Dataset records —

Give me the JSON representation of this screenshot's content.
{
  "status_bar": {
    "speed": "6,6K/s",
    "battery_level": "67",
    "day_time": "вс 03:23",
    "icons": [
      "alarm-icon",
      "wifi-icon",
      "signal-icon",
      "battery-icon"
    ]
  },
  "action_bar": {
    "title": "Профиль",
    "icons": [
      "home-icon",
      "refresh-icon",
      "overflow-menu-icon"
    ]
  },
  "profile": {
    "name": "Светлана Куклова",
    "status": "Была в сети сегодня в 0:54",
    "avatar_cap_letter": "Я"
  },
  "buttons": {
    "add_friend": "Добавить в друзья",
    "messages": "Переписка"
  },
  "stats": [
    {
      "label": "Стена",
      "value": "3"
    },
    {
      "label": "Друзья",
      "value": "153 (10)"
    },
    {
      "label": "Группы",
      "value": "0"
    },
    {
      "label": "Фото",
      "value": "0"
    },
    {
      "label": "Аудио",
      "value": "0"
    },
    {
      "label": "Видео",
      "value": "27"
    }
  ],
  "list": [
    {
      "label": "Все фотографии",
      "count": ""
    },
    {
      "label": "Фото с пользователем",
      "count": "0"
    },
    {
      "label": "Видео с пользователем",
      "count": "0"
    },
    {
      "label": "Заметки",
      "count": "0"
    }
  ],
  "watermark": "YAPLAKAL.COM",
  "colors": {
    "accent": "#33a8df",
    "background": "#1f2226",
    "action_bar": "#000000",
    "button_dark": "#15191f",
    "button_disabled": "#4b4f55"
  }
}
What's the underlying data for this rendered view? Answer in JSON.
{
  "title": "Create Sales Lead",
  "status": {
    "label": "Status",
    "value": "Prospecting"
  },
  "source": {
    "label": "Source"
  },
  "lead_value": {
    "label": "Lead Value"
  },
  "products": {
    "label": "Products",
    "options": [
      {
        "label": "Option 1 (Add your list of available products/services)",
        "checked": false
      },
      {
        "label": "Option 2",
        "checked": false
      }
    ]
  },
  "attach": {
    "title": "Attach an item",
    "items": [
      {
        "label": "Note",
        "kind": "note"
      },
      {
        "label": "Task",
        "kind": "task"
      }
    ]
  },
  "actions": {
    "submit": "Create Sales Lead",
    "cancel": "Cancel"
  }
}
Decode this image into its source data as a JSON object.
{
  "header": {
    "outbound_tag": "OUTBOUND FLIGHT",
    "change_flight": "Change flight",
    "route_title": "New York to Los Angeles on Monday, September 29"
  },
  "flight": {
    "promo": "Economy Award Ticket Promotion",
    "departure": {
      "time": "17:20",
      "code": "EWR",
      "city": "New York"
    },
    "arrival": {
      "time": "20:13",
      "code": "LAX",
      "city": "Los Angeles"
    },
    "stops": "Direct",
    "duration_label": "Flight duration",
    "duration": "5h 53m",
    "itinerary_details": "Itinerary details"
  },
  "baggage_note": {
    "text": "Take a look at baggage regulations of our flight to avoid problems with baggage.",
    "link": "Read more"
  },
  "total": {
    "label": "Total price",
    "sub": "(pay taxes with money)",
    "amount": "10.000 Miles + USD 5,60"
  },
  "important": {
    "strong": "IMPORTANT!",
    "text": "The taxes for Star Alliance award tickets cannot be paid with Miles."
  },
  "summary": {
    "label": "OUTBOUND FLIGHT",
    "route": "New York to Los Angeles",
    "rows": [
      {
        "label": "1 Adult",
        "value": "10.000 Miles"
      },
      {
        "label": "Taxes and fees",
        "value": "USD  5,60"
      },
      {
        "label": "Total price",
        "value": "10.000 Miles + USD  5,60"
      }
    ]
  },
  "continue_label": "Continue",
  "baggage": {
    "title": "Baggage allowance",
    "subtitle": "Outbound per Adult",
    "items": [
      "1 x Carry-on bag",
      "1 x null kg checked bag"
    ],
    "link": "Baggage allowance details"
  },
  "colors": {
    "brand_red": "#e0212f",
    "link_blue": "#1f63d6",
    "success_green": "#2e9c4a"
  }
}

The task — Copy every line above that includes the string "Create".

Completed task —
  "title": "Create Sales Lead",
    "submit": "Create Sales Lead",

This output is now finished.